§ **Job**
Extract each line holding the word "marker" from the entries.

§ **Input records**
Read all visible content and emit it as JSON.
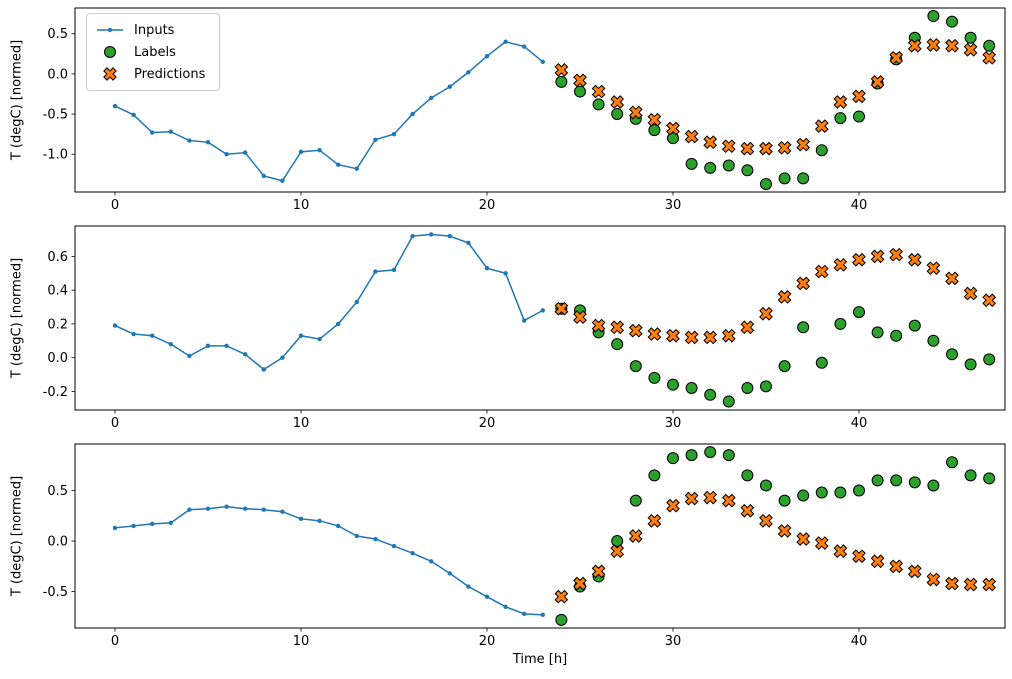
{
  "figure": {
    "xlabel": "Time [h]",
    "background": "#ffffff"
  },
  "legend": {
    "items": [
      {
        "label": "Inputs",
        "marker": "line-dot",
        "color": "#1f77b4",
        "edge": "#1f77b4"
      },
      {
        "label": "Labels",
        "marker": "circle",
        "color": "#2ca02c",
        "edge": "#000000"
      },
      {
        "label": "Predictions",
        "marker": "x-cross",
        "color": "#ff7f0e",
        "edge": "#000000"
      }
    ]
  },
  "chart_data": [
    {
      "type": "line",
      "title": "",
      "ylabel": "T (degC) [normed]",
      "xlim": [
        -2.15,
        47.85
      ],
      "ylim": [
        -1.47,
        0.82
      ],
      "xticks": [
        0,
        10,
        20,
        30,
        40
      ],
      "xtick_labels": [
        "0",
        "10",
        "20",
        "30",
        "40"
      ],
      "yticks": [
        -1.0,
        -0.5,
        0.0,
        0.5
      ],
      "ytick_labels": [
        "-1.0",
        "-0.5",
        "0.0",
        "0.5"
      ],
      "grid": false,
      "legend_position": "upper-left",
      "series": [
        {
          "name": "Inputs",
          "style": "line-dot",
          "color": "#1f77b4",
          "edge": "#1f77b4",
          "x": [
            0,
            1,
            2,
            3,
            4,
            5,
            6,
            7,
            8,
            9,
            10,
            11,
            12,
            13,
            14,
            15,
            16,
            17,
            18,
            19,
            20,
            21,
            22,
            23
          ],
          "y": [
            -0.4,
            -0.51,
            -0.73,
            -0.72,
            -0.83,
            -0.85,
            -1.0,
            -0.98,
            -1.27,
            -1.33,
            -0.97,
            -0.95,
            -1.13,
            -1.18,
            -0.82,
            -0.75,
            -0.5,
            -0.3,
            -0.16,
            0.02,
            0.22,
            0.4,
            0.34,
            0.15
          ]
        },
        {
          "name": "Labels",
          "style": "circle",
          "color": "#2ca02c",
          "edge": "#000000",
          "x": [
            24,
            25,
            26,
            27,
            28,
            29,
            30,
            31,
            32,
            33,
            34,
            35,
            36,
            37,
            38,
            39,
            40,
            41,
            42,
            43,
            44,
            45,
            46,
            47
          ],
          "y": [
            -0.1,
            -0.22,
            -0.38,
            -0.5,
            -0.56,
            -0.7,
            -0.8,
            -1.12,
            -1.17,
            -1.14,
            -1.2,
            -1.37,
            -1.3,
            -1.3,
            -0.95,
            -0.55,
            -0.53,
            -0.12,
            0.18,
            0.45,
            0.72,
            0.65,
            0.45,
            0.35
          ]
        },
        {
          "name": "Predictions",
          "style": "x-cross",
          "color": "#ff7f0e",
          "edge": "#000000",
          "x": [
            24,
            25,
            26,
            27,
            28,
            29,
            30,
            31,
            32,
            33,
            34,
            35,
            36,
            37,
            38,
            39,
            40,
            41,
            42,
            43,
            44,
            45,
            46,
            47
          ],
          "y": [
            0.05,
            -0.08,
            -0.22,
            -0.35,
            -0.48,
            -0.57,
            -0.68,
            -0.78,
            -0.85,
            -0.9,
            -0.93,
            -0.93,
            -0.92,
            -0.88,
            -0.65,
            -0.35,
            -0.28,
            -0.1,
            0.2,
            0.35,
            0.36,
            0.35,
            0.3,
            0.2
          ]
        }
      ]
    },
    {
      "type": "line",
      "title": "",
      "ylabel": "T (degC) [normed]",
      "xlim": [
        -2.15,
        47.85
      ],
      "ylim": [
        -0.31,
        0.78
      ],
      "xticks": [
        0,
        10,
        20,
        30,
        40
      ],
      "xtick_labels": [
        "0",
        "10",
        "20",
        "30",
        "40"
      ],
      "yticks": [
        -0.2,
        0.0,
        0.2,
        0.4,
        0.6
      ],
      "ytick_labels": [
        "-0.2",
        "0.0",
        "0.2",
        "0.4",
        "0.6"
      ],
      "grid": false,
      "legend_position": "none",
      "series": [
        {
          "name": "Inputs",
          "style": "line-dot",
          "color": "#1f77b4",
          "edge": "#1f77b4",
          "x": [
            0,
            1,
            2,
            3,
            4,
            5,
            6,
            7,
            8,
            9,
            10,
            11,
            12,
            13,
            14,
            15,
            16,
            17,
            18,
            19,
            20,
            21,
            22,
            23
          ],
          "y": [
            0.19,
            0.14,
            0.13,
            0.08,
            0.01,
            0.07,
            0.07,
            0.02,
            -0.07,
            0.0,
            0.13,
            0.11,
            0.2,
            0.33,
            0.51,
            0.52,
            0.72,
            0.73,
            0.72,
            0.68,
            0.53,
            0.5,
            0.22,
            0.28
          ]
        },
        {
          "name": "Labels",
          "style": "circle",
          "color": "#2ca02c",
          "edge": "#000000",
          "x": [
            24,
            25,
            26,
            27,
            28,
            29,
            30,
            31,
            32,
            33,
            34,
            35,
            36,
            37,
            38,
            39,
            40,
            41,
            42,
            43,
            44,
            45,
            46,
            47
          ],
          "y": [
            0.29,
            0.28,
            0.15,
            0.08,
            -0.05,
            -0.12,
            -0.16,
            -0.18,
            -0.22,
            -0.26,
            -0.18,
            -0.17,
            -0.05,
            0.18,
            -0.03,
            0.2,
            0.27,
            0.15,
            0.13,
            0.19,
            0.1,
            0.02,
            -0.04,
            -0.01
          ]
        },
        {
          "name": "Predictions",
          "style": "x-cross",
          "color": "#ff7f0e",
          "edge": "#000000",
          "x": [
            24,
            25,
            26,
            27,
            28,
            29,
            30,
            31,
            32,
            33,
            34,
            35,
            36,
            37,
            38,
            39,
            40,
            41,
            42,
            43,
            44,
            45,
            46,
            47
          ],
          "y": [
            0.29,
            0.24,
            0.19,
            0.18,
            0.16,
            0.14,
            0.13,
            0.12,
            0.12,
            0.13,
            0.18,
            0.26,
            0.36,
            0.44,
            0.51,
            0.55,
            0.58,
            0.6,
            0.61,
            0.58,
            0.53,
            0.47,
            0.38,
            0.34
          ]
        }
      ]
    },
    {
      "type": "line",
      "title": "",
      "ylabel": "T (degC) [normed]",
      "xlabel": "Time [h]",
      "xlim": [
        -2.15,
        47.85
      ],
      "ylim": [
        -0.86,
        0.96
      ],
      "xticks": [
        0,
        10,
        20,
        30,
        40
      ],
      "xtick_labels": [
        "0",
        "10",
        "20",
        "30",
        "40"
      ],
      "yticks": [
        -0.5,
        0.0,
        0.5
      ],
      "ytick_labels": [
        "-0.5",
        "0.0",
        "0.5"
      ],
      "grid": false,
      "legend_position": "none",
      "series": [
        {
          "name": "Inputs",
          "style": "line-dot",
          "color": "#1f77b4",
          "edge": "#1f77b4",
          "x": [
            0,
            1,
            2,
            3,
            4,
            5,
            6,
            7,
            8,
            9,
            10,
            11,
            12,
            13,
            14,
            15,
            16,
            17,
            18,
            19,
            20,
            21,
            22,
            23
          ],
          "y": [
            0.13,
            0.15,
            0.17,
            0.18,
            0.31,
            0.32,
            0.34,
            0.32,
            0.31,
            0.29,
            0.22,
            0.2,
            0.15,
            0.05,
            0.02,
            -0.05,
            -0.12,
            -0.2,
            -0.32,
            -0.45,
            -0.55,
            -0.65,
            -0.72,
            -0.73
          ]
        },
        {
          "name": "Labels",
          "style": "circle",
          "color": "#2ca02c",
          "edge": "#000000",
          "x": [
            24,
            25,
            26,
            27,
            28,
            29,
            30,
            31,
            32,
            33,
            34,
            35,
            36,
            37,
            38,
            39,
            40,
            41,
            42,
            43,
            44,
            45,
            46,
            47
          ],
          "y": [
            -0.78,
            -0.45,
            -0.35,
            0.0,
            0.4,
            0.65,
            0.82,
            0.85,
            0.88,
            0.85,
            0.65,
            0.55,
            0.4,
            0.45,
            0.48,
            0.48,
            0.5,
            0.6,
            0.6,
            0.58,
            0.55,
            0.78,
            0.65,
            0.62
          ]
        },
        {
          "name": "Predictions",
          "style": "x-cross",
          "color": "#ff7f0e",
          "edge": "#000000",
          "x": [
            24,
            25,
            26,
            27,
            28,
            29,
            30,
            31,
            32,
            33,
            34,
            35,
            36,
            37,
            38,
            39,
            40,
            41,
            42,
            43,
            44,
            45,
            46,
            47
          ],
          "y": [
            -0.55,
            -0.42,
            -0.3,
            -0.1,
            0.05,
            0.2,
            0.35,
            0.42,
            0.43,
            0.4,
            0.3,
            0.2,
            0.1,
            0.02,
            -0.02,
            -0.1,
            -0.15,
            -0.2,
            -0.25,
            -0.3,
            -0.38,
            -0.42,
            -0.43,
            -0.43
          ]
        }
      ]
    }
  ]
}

* * *

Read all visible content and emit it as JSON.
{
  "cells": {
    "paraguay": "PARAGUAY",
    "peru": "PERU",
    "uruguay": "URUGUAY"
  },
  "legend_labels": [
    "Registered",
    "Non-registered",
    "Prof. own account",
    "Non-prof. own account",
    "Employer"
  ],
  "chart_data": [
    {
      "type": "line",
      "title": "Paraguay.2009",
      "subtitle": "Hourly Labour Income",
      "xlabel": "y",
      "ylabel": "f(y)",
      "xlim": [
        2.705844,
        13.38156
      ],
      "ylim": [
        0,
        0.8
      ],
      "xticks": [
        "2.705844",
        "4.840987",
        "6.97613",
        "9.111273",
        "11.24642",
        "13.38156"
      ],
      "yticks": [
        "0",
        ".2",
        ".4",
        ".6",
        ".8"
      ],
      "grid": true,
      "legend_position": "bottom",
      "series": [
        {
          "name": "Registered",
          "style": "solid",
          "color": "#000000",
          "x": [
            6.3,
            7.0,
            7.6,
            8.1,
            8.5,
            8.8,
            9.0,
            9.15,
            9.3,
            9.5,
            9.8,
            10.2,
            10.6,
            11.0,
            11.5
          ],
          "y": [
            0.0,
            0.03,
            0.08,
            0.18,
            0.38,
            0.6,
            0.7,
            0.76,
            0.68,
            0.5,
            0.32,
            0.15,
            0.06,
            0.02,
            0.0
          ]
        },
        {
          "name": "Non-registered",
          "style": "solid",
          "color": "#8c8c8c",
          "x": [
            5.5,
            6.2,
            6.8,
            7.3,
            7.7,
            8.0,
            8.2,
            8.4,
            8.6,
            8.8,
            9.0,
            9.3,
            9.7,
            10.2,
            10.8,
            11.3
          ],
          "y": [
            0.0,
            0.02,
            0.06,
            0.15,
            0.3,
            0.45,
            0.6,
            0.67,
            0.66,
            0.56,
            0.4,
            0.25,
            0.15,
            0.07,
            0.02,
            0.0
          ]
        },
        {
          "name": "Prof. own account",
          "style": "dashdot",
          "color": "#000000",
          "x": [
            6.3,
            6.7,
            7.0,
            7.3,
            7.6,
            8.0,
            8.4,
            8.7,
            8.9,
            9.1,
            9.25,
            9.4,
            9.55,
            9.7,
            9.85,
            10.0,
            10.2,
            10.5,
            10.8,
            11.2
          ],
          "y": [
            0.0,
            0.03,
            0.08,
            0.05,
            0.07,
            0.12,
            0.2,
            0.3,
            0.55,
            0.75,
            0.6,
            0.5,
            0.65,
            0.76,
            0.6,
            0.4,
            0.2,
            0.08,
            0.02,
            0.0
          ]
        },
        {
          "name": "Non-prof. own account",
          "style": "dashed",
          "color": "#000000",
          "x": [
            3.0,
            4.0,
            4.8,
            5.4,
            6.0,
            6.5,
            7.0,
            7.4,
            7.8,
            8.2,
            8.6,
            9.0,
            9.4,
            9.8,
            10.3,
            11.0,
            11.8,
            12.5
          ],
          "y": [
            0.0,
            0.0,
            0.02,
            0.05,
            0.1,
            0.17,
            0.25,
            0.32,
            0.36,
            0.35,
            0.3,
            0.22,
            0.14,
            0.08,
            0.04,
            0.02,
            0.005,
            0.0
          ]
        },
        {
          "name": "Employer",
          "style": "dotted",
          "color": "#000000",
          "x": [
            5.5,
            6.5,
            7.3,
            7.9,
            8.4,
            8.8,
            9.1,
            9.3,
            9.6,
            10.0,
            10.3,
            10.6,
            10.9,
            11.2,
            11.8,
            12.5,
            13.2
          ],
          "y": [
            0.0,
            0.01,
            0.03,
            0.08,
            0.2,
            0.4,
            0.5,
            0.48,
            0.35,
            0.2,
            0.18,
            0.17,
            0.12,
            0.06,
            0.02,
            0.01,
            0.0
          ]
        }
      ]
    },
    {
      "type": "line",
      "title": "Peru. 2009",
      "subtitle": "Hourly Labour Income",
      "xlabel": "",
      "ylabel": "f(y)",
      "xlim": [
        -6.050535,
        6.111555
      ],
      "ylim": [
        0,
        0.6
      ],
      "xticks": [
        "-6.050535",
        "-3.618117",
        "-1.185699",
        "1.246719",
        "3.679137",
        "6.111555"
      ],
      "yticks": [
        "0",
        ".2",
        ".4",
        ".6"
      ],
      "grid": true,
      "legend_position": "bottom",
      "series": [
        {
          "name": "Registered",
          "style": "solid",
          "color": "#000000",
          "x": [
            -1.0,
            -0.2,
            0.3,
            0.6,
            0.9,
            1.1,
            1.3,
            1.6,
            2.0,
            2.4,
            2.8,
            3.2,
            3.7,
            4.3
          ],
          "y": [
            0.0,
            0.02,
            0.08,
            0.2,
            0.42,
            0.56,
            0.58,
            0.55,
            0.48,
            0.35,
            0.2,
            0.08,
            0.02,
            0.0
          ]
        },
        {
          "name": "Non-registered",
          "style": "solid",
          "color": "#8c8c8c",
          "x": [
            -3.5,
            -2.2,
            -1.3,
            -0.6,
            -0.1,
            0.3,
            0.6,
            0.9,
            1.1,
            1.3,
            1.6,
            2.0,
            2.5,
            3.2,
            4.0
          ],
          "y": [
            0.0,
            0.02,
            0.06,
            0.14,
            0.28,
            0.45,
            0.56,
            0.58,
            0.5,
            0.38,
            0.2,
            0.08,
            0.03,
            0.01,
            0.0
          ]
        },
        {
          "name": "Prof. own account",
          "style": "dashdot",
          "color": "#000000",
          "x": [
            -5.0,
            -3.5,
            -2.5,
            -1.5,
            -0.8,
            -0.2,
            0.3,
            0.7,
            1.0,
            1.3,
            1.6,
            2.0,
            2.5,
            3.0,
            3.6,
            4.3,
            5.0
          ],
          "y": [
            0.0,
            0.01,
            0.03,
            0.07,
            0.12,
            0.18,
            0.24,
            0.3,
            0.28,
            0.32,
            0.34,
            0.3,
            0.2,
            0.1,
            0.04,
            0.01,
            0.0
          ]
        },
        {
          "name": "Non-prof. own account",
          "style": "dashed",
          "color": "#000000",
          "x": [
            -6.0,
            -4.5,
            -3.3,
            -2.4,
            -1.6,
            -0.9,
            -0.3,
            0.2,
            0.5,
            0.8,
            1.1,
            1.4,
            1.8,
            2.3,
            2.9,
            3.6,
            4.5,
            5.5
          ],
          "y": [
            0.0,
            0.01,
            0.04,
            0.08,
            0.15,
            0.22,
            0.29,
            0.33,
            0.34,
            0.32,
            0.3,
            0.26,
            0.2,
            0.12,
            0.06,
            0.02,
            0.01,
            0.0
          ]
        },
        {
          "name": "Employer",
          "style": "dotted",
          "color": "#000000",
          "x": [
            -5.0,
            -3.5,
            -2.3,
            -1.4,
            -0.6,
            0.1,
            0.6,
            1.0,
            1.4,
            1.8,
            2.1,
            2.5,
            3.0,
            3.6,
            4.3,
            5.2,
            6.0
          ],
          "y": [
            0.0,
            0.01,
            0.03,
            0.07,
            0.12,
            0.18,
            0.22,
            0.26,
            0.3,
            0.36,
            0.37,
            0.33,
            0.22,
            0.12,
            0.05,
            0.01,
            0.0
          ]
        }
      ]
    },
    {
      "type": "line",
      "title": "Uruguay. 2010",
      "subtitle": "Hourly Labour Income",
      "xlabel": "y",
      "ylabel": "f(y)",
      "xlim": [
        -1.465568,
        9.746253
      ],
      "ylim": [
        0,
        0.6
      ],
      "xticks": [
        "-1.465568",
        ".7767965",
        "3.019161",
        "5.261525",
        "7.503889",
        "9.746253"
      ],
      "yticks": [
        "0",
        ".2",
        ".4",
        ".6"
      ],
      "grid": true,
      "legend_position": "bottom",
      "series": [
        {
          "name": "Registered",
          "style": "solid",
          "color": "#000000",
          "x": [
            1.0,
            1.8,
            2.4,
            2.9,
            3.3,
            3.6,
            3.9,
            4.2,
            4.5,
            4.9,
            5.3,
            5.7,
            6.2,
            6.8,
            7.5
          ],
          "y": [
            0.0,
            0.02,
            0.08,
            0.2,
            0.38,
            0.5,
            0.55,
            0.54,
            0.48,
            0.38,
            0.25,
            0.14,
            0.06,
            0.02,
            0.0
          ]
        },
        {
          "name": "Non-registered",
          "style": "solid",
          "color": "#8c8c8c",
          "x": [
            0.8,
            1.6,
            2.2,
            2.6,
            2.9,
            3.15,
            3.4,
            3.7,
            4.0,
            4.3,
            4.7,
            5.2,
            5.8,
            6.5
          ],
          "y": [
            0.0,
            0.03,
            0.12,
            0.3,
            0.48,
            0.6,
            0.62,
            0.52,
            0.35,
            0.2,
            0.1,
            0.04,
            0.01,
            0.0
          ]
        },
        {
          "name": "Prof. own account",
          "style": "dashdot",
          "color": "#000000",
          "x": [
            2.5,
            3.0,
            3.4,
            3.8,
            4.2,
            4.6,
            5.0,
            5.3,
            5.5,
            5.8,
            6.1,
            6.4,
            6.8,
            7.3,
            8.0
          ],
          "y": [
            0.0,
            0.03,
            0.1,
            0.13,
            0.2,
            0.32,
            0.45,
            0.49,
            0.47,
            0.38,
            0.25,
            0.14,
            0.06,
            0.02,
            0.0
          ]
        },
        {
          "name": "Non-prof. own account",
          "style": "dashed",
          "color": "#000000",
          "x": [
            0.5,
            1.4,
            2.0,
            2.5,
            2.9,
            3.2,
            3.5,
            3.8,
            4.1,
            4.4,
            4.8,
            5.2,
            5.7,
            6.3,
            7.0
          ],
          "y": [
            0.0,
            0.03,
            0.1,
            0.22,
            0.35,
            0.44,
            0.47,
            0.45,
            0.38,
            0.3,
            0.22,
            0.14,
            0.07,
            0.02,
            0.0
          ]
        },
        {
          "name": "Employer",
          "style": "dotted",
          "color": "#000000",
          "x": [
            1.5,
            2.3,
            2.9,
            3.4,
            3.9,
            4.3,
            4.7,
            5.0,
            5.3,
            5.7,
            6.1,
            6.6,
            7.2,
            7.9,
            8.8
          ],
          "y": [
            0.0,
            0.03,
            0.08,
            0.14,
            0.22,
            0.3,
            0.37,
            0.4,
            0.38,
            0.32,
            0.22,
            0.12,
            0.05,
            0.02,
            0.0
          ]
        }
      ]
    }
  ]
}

§ **Solution for this task**
        "marker": "line-dot",
        "marker": "circle",
        "marker": "x-cross",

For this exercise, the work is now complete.